— Required task —
Reproduce the records exactly.

— Material for this exercise —

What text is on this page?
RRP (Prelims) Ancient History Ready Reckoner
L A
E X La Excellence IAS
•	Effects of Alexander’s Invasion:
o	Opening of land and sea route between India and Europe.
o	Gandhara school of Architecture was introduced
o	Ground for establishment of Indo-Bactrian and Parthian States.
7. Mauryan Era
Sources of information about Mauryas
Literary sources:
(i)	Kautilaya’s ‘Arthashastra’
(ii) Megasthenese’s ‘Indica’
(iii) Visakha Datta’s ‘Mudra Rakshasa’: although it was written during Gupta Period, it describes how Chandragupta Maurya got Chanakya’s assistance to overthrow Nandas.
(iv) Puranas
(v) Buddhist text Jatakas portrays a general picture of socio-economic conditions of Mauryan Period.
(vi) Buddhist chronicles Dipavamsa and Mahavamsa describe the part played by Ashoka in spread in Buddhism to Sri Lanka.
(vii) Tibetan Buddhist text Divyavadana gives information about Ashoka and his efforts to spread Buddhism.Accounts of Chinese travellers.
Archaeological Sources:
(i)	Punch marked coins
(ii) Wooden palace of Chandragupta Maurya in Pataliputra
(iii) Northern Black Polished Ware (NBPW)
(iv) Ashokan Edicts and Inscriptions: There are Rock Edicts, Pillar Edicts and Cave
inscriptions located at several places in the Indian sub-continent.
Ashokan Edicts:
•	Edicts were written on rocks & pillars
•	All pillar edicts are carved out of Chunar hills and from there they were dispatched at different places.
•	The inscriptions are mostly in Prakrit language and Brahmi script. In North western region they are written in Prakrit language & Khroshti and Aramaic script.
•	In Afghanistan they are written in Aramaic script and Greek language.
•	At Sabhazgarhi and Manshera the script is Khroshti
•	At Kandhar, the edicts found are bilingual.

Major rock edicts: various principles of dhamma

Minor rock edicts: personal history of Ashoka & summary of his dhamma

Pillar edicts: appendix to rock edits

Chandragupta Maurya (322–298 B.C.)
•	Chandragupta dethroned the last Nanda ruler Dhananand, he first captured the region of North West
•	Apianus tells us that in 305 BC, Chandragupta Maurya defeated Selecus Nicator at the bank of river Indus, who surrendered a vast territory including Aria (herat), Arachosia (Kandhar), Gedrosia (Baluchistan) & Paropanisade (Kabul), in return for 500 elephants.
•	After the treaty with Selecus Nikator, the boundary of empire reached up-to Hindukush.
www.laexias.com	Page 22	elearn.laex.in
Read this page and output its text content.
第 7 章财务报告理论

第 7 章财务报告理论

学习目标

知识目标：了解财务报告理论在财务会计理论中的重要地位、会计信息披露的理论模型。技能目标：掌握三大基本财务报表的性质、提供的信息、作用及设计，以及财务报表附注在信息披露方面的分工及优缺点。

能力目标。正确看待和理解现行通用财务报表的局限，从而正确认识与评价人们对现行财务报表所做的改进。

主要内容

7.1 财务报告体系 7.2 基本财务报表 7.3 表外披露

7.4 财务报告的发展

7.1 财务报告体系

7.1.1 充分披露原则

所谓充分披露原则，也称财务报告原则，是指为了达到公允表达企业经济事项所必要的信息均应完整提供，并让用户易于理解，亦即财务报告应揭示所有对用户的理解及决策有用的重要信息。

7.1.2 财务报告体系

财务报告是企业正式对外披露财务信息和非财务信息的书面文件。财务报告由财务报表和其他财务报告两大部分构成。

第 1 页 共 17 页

— Exercise result —
What text is on this page?
RRP (Prelims) Ancient History Ready Reckoner
L A
E X La Excellence IAS
•	Effects of Alexander’s Invasion:
o	Opening of land and sea route between India and Europe.
o	Gandhara school of Architecture was introduced
o	Ground for establishment of Indo-Bactrian and Parthian States.
7. Mauryan Era
Sources of information about Mauryas
Literary sources:
(i)	Kautilaya’s ‘Arthashastra’
(ii) Megasthenese’s ‘Indica’
(iii) Visakha Datta’s ‘Mudra Rakshasa’: although it was written during Gupta Period, it describes how Chandragupta Maurya got Chanakya’s assistance to overthrow Nandas.
(iv) Puranas
(v) Buddhist text Jatakas portrays a general picture of socio-economic conditions of Mauryan Period.
(vi) Buddhist chronicles Dipavamsa and Mahavamsa describe the part played by Ashoka in spread in Buddhism to Sri Lanka.
(vii) Tibetan Buddhist text Divyavadana gives information about Ashoka and his efforts to spread Buddhism.Accounts of Chinese travellers.
Archaeological Sources:
(i)	Punch marked coins
(ii) Wooden palace of Chandragupta Maurya in Pataliputra
(iii) Northern Black Polished Ware (NBPW)
(iv) Ashokan Edicts and Inscriptions: There are Rock Edicts, Pillar Edicts and Cave
inscriptions located at several places in the Indian sub-continent.
Ashokan Edicts:
•	Edicts were written on rocks & pillars
•	All pillar edicts are carved out of Chunar hills and from there they were dispatched at different places.
•	The inscriptions are mostly in Prakrit language and Brahmi script. In North western region they are written in Prakrit language & Khroshti and Aramaic script.
•	In Afghanistan they are written in Aramaic script and Greek language.
•	At Sabhazgarhi and Manshera the script is Khroshti
•	At Kandhar, the edicts found are bilingual.

Major rock edicts: various principles of dhamma

Minor rock edicts: personal history of Ashoka & summary of his dhamma

Pillar edicts: appendix to rock edits

Chandragupta Maurya (322–298 B.C.)
•	Chandragupta dethroned the last Nanda ruler Dhananand, he first captured the region of North West
•	Apianus tells us that in 305 BC, Chandragupta Maurya defeated Selecus Nicator at the bank of river Indus, who surrendered a vast territory including Aria (herat), Arachosia (Kandhar), Gedrosia (Baluchistan) & Paropanisade (Kabul), in return for 500 elephants.
•	After the treaty with Selecus Nikator, the boundary of empire reached up-to Hindukush.
www.laexias.com	Page 22	elearn.laex.in
Read this page and output its text content.
第 7 章财务报告理论

第 7 章财务报告理论

学习目标

知识目标：了解财务报告理论在财务会计理论中的重要地位、会计信息披露的理论模型。技能目标：掌握三大基本财务报表的性质、提供的信息、作用及设计，以及财务报表附注在信息披露方面的分工及优缺点。

能力目标。正确看待和理解现行通用财务报表的局限，从而正确认识与评价人们对现行财务报表所做的改进。

主要内容

7.1 财务报告体系 7.2 基本财务报表 7.3 表外披露

7.4 财务报告的发展

7.1 财务报告体系

7.1.1 充分披露原则

所谓充分披露原则，也称财务报告原则，是指为了达到公允表达企业经济事项所必要的信息均应完整提供，并让用户易于理解，亦即财务报告应揭示所有对用户的理解及决策有用的重要信息。

7.1.2 财务报告体系

财务报告是企业正式对外披露财务信息和非财务信息的书面文件。财务报告由财务报表和其他财务报告两大部分构成。

第 1 页 共 17 页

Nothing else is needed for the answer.